**Task prompt:** Write out everything in the Gaza ceasefire excerpt from "The Gazans will" down to "left of them.", word for word.

**Excerpt to read:**
The Gazans will account for their own, too. Even though the Gazan health authorities have been documenting by name the almost 47,000 Palestinians they say died in the war, they couldn’t list those still buried under rubble or those with no one left to notice their absence.

The medical journal The Lancet recently estimated there are almost 20,000 deaths in Gaza unaccounted for.

And then there is the rubble, miles and miles of it along with unexploded ordnance. Less than half of the structures in Gaza stand unscathed after 15 months of gunfire, missiles, and bombs. Gazans are now trying to return to their homes to assess what is left. Many bring mattresses and other essentials because they are not sure if there is anything. Others set up tents on top of the rubble left of their former homes because they can’t bear to leave their neighborhoods, or whatever is left of them.

As Gazans tried to figure out where to live, knowing that reconstruction would take years, Hamas and Israeli leaders were both quick to claim victory in the ceasefire. And their Egyptian, Qatari, and American negotiators were exhausted and relieved. After months, they crossed one finish line, knowing a second and harder one is yet to come.

On Feb. 4, talks will begin to work out the details of the second of the three stages of the peace that are meant to lead to a permanent truce set out in the ceasefire agreement. The current truce expires in six weeks.

The second stage is expected to see a complete Israeli troop withdrawal and the release of all remaining hostages who are still alive. The problem is, both sides are expected to be intransigent over the details of the second truce, especially over the timetable for Israeli troop withdrawal and the specific individuals Hamas wants released from Israeli prisons.

Meanwhile, Hamas is taking control again of Gaza, a problem for both Israel and Gazans. The real issue is that there is no one else because Netanyahu had refused to heed his security officials or American diplomats and plan for an alternative in his quixotic quest for “total victory” over Hamas – a victory even his generals told him couldn’t be achieved.

After the ceasefire took effect, Hamas fighters celebrated on the streets of Gaza, showing Israel they were diminished but not defeated.

**Data listing:**
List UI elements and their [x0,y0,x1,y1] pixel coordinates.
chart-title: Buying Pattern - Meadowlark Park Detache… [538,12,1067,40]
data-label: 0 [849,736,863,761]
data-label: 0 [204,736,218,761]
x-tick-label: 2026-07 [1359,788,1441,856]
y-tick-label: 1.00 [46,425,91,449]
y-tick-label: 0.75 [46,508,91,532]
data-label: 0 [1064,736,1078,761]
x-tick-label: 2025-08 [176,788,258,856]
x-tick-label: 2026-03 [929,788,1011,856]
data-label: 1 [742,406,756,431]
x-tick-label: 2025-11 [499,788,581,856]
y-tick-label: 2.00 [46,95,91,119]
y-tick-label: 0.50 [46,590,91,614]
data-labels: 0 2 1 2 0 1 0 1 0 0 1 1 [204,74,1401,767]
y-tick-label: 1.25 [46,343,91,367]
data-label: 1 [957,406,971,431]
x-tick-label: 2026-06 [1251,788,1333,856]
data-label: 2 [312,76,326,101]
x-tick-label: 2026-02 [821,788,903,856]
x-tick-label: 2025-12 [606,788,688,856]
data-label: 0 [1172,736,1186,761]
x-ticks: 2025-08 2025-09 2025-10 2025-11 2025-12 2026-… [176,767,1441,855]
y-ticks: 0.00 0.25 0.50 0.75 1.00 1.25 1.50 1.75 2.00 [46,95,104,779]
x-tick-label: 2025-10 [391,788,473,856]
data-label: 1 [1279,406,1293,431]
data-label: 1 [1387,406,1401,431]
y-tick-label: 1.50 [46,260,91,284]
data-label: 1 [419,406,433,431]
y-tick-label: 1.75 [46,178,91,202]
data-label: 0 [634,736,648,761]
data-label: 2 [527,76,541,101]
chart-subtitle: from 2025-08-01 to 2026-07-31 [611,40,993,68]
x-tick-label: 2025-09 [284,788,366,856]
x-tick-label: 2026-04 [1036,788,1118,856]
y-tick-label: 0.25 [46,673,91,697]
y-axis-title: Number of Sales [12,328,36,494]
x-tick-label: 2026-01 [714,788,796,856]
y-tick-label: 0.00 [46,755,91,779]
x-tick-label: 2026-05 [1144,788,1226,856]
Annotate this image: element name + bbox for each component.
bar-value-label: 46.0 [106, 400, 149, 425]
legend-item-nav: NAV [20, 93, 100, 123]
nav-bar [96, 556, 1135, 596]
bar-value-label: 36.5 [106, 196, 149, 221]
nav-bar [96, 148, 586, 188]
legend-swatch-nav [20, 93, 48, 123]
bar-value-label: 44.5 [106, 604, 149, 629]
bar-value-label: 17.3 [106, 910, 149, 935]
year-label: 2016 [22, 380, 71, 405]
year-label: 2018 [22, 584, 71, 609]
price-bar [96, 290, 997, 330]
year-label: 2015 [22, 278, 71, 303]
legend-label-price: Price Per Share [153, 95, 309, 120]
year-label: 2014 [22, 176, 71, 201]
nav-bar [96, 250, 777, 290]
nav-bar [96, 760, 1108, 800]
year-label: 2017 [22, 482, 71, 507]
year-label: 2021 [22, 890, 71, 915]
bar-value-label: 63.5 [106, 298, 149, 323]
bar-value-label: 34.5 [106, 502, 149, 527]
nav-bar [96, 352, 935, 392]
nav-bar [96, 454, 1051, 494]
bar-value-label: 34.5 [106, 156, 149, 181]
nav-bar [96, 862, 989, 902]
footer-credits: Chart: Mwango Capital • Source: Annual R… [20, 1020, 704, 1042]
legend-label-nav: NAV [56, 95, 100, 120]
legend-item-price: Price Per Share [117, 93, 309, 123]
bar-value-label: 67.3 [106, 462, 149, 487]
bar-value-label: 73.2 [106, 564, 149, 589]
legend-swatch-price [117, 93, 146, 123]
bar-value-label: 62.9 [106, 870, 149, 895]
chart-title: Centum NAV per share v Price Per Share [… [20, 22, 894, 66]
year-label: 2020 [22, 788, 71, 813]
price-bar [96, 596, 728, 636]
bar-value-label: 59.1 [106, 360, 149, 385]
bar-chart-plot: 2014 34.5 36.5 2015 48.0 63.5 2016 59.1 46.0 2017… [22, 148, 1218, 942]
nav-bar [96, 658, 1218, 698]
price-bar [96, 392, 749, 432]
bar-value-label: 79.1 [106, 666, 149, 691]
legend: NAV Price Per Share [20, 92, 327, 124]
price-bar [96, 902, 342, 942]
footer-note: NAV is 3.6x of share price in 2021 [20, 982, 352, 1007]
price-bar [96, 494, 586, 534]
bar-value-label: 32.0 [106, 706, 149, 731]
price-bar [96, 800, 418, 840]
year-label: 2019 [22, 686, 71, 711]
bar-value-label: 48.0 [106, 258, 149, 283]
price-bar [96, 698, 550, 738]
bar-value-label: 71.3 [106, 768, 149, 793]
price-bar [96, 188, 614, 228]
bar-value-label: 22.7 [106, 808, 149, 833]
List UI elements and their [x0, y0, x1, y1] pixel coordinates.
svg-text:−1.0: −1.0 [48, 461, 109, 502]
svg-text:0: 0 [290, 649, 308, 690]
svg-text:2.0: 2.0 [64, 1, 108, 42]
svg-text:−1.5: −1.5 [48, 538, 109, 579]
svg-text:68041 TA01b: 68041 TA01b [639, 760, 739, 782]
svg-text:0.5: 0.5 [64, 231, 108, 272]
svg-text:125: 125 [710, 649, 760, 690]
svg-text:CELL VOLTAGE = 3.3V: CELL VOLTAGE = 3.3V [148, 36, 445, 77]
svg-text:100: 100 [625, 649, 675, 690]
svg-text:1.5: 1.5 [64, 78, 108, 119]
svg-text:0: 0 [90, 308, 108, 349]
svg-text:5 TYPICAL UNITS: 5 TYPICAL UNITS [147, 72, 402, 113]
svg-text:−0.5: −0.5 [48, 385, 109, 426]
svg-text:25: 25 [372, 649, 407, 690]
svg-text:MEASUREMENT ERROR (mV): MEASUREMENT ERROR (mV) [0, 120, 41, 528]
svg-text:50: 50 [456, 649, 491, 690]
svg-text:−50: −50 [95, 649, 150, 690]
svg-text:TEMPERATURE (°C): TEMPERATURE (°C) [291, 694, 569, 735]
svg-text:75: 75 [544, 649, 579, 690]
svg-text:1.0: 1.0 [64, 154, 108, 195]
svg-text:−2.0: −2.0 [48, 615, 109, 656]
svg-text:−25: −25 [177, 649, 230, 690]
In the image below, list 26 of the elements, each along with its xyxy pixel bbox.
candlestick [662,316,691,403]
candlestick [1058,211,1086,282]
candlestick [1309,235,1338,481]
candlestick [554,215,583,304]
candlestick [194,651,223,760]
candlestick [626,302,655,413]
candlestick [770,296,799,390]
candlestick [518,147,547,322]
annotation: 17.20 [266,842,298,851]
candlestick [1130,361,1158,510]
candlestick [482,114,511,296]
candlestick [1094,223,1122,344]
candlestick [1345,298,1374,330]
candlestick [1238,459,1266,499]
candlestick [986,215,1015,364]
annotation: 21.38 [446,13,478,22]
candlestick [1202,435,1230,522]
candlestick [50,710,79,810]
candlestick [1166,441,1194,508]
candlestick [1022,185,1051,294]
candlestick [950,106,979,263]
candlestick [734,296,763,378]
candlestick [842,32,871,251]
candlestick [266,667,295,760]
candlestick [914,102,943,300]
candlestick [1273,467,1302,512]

**Result of this exercise:**
The Gazans will account for their own, too. Even though the Gazan health authorities have been documenting by name the almost 47,000 Palestinians they say died in the war, they couldn’t list those still buried under rubble or those with no one left to notice their absence.

The medical journal The Lancet recently estimated there are almost 20,000 deaths in Gaza unaccounted for.

And then there is the rubble, miles and miles of it along with unexploded ordnance. Less than half of the structures in Gaza stand unscathed after 15 months of gunfire, missiles, and bombs. Gazans are now trying to return to their homes to assess what is left. Many bring mattresses and other essentials because they are not sure if there is anything. Others set up tents on top of the rubble left of their former homes because they can’t bear to leave their neighborhoods, or whatever is left of them.